I thought it was interesting because it seems to fit the trend in conspiracy thought at the present, that the Oppressive Establishment just believes its own claims, and that’s why the brave revolutionaries don’t succeed. That’s typical with ID, ancient aliens “theories,” mythicists, and the various health conspiracy theories, anti-vax and the like. A recent exception seemed to have been the Truther claims, which certainly posited a witting conspiracy, but it seems that projection works just fine for most conspiracy theories.
Anyway, it seemed somewhat interesting, since I’m getting bored with the denialsim of ID/creationism. The flat earthers seem to have the new converts and naive empiricists that ID and creationism largely lacks, so I’m finding them to be kind of interesting. Either way, though, it’s more of a question of why they believe, not what they argue, so the commonalities are interesting. And one commonality running through crank “science” is, of course, the conspiracy theory, which projects all of their own bad faith onto the enemy.
You’d think that flat earthers would buy a couple of weather balloons and a couple of adequate cameras to look for the purported curvature of the earth (some may have, of course, but one doesn’t seem to get reports of it). How much would that cost? Are they afraid of doing so?

● Tasks and exercises:
[1] In the passage on conspiracy thinking, which group does the writer say has the new converts and naive empiricists that ID and creationism largely lack?
[2] Translate this sentence from the passage on conspiracy thinking into Spanish: "Either way, though, it’s more of a question of why they believe, not what they argue, so the commonalities are interesting."
[3] From the passage on conspiracy thinking, return the text word for word, starting at "I thought it" and ending at "most conspiracy theories.".

● Dataset extract:
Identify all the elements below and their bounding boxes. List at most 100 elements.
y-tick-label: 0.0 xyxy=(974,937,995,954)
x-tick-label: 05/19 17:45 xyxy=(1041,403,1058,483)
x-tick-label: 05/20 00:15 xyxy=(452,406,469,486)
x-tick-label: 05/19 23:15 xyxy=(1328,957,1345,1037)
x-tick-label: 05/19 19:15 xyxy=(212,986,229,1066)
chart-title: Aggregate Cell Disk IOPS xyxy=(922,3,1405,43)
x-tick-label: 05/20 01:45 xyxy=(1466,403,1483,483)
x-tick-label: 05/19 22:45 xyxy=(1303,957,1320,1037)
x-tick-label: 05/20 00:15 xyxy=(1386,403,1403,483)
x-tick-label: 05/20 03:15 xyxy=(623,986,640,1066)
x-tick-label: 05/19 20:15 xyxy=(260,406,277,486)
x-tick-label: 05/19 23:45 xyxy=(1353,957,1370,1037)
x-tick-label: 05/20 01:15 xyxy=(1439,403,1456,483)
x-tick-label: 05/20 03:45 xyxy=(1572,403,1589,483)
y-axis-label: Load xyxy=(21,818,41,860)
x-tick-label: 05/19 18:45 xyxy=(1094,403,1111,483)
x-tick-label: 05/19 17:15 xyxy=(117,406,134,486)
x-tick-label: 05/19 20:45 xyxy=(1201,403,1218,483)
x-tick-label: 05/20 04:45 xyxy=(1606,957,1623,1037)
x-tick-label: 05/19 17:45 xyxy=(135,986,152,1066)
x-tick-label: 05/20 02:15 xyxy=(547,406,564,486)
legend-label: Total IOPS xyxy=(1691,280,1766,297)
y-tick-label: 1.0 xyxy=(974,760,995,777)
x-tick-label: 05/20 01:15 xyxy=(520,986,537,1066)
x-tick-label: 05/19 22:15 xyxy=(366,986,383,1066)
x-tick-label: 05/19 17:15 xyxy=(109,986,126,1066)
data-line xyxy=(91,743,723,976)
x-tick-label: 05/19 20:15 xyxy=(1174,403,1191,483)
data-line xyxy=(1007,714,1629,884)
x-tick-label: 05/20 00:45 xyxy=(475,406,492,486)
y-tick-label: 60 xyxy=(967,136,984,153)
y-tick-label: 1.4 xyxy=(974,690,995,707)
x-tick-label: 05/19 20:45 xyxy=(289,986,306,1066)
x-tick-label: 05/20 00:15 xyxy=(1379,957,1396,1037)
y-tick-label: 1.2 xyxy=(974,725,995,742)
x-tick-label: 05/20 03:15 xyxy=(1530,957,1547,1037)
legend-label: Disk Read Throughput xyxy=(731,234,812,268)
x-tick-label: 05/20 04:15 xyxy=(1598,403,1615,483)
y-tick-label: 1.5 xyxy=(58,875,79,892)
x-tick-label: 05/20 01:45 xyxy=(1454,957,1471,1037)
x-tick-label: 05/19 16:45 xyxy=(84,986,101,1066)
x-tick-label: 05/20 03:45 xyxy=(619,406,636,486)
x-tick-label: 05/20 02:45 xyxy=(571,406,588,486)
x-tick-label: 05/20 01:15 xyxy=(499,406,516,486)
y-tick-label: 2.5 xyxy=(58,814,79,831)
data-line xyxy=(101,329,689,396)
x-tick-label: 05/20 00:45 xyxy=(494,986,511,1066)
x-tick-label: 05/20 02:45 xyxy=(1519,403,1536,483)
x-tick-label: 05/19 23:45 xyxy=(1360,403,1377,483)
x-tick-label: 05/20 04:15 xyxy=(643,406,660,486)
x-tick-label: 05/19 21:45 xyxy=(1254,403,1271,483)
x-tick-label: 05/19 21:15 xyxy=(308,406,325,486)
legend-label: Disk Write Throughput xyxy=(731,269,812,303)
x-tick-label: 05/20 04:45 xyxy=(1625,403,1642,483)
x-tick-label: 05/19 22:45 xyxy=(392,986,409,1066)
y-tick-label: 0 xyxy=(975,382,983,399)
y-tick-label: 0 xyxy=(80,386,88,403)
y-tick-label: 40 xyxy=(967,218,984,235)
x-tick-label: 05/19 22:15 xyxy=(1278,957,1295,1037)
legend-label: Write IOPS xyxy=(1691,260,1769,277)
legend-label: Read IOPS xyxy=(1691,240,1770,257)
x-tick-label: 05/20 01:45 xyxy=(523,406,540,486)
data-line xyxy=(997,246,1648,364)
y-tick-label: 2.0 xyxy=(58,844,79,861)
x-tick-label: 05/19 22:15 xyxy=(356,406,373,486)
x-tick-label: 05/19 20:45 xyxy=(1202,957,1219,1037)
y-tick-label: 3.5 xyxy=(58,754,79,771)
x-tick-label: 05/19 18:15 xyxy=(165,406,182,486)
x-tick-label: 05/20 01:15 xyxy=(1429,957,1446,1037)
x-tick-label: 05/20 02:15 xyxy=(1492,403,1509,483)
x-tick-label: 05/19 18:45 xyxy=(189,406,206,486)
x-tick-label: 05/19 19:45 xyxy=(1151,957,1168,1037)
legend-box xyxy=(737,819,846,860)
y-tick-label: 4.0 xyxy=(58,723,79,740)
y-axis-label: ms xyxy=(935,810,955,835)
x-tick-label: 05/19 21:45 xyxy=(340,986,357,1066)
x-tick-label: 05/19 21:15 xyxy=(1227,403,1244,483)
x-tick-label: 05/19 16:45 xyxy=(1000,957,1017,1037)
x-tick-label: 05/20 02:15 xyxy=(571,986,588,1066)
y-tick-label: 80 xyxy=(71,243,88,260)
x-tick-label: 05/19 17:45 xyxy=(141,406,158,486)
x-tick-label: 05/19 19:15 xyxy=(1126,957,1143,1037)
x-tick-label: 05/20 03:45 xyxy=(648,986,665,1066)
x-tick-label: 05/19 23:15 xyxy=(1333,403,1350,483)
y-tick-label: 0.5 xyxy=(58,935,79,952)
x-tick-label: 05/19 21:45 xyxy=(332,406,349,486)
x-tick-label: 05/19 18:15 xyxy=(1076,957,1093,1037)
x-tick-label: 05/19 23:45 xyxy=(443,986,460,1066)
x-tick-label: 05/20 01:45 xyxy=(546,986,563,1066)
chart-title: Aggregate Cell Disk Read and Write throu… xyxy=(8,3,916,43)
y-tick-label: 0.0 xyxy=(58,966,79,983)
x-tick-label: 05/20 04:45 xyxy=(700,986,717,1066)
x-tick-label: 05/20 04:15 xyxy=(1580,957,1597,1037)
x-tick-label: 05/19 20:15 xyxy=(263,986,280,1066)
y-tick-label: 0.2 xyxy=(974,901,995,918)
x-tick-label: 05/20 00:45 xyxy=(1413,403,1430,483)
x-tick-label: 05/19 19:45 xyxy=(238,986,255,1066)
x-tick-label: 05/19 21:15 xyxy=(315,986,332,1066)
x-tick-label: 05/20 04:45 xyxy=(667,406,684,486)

● Full solutions:
[1] The flat earthers.

[2] De todos modos, es más una cuestión de por qué creen, no de lo que argumentan, así que los puntos en común son interesantes.

[3]
I thought it was interesting because it seems to fit the trend in conspiracy thought at the present, that the Oppressive Establishment just believes its own claims, and that’s why the brave revolutionaries don’t succeed. That’s typical with ID, ancient aliens “theories,” mythicists, and the various health conspiracy theories, anti-vax and the like. A recent exception seemed to have been the Truther claims, which certainly posited a witting conspiracy, but it seems that projection works just fine for most conspiracy theories.